--- Start Data entries ---
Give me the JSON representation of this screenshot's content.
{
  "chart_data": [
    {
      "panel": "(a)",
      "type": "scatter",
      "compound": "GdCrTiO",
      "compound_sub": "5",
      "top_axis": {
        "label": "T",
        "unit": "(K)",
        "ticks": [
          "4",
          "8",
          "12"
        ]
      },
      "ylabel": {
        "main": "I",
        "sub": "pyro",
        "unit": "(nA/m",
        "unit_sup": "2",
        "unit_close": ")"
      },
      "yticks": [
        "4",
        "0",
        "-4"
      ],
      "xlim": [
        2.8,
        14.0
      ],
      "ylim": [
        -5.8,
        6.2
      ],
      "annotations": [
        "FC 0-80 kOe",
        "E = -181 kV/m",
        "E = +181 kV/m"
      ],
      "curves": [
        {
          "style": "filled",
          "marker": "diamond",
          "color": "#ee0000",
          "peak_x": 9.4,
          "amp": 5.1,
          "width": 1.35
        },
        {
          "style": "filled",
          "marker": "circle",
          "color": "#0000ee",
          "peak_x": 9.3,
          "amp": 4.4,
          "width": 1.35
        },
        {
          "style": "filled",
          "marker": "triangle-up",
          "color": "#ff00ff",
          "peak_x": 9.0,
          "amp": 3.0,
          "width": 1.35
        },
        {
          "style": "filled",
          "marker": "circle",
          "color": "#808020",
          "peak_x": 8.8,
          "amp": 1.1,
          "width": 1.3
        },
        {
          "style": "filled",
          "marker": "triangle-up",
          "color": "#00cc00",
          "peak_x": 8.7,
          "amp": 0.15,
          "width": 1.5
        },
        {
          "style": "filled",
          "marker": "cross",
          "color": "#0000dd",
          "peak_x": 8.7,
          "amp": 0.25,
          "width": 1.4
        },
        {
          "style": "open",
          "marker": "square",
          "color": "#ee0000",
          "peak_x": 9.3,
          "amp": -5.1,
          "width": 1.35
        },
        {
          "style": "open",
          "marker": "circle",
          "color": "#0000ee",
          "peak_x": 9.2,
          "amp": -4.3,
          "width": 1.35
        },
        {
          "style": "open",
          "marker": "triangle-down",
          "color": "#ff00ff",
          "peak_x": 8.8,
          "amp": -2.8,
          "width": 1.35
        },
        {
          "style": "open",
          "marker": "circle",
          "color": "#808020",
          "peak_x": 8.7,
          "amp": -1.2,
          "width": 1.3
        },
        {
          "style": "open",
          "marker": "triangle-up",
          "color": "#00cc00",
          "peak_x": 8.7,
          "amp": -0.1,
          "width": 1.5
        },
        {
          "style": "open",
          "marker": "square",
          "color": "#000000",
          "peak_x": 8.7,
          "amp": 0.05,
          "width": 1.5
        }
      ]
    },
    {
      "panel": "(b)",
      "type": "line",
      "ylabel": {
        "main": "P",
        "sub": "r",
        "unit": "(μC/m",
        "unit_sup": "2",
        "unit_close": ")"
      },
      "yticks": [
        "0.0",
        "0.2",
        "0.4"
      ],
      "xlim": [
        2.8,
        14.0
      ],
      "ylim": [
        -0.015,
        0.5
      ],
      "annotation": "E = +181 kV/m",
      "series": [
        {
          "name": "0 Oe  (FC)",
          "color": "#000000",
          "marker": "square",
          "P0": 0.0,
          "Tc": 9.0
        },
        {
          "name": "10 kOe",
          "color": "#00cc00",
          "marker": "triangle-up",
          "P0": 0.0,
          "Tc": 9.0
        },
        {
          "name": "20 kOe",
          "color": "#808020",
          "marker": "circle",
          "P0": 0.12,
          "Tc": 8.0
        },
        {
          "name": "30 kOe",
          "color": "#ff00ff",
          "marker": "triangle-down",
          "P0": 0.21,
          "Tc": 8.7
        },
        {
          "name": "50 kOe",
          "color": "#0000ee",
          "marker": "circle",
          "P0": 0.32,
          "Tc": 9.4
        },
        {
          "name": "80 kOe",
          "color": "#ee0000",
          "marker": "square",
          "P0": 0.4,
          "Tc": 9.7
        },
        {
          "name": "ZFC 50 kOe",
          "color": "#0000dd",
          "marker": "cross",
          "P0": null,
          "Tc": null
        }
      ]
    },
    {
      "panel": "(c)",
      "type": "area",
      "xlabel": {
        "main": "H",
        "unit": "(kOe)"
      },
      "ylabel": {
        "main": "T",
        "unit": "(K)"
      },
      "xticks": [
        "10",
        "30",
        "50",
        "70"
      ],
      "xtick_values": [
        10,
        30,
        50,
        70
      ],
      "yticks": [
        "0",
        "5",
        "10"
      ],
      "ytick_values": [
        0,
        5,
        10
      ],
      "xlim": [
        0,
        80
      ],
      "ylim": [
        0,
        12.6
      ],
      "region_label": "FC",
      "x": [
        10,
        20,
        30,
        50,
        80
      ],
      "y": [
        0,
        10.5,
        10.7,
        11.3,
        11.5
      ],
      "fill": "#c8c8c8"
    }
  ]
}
--- End Data entries ---
Task prompt: Make an exact copy of the listing, including every line.

Output of the exercise:
Give me the JSON representation of this screenshot's content.
{
  "chart_data": [
    {
      "panel": "(a)",
      "type": "scatter",
      "compound": "GdCrTiO",
      "compound_sub": "5",
      "top_axis": {
        "label": "T",
        "unit": "(K)",
        "ticks": [
          "4",
          "8",
          "12"
        ]
      },
      "ylabel": {
        "main": "I",
        "sub": "pyro",
        "unit": "(nA/m",
        "unit_sup": "2",
        "unit_close": ")"
      },
      "yticks": [
        "4",
        "0",
        "-4"
      ],
      "xlim": [
        2.8,
        14.0
      ],
      "ylim": [
        -5.8,
        6.2
      ],
      "annotations": [
        "FC 0-80 kOe",
        "E = -181 kV/m",
        "E = +181 kV/m"
      ],
      "curves": [
        {
          "style": "filled",
          "marker": "diamond",
          "color": "#ee0000",
          "peak_x": 9.4,
          "amp": 5.1,
          "width": 1.35
        },
        {
          "style": "filled",
          "marker": "circle",
          "color": "#0000ee",
          "peak_x": 9.3,
          "amp": 4.4,
          "width": 1.35
        },
        {
          "style": "filled",
          "marker": "triangle-up",
          "color": "#ff00ff",
          "peak_x": 9.0,
          "amp": 3.0,
          "width": 1.35
        },
        {
          "style": "filled",
          "marker": "circle",
          "color": "#808020",
          "peak_x": 8.8,
          "amp": 1.1,
          "width": 1.3
        },
        {
          "style": "filled",
          "marker": "triangle-up",
          "color": "#00cc00",
          "peak_x": 8.7,
          "amp": 0.15,
          "width": 1.5
        },
        {
          "style": "filled",
          "marker": "cross",
          "color": "#0000dd",
          "peak_x": 8.7,
          "amp": 0.25,
          "width": 1.4
        },
        {
          "style": "open",
          "marker": "square",
          "color": "#ee0000",
          "peak_x": 9.3,
          "amp": -5.1,
          "width": 1.35
        },
        {
          "style": "open",
          "marker": "circle",
          "color": "#0000ee",
          "peak_x": 9.2,
          "amp": -4.3,
          "width": 1.35
        },
        {
          "style": "open",
          "marker": "triangle-down",
          "color": "#ff00ff",
          "peak_x": 8.8,
          "amp": -2.8,
          "width": 1.35
        },
        {
          "style": "open",
          "marker": "circle",
          "color": "#808020",
          "peak_x": 8.7,
          "amp": -1.2,
          "width": 1.3
        },
        {
          "style": "open",
          "marker": "triangle-up",
          "color": "#00cc00",
          "peak_x": 8.7,
          "amp": -0.1,
          "width": 1.5
        },
        {
          "style": "open",
          "marker": "square",
          "color": "#000000",
          "peak_x": 8.7,
          "amp": 0.05,
          "width": 1.5
        }
      ]
    },
    {
      "panel": "(b)",
      "type": "line",
      "ylabel": {
        "main": "P",
        "sub": "r",
        "unit": "(μC/m",
        "unit_sup": "2",
        "unit_close": ")"
      },
      "yticks": [
        "0.0",
        "0.2",
        "0.4"
      ],
      "xlim": [
        2.8,
        14.0
      ],
      "ylim": [
        -0.015,
        0.5
      ],
      "annotation": "E = +181 kV/m",
      "series": [
        {
          "name": "0 Oe  (FC)",
          "color": "#000000",
          "marker": "square",
          "P0": 0.0,
          "Tc": 9.0
        },
        {
          "name": "10 kOe",
          "color": "#00cc00",
          "marker": "triangle-up",
          "P0": 0.0,
          "Tc": 9.0
        },
        {
          "name": "20 kOe",
          "color": "#808020",
          "marker": "circle",
          "P0": 0.12,
          "Tc": 8.0
        },
        {
          "name": "30 kOe",
          "color": "#ff00ff",
          "marker": "triangle-down",
          "P0": 0.21,
          "Tc": 8.7
        },
        {
          "name": "50 kOe",
          "color": "#0000ee",
          "marker": "circle",
          "P0": 0.32,
          "Tc": 9.4
        },
        {
          "name": "80 kOe",
          "color": "#ee0000",
          "marker": "square",
          "P0": 0.4,
          "Tc": 9.7
        },
        {
          "name": "ZFC 50 kOe",
          "color": "#0000dd",
          "marker": "cross",
          "P0": null,
          "Tc": null
        }
      ]
    },
    {
      "panel": "(c)",
      "type": "area",
      "xlabel": {
        "main": "H",
        "unit": "(kOe)"
      },
      "ylabel": {
        "main": "T",
        "unit": "(K)"
      },
      "xticks": [
        "10",
        "30",
        "50",
        "70"
      ],
      "xtick_values": [
        10,
        30,
        50,
        70
      ],
      "yticks": [
        "0",
        "5",
        "10"
      ],
      "ytick_values": [
        0,
        5,
        10
      ],
      "xlim": [
        0,
        80
      ],
      "ylim": [
        0,
        12.6
      ],
      "region_label": "FC",
      "x": [
        10,
        20,
        30,
        50,
        80
      ],
      "y": [
        0,
        10.5,
        10.7,
        11.3,
        11.5
      ],
      "fill": "#c8c8c8"
    }
  ]
}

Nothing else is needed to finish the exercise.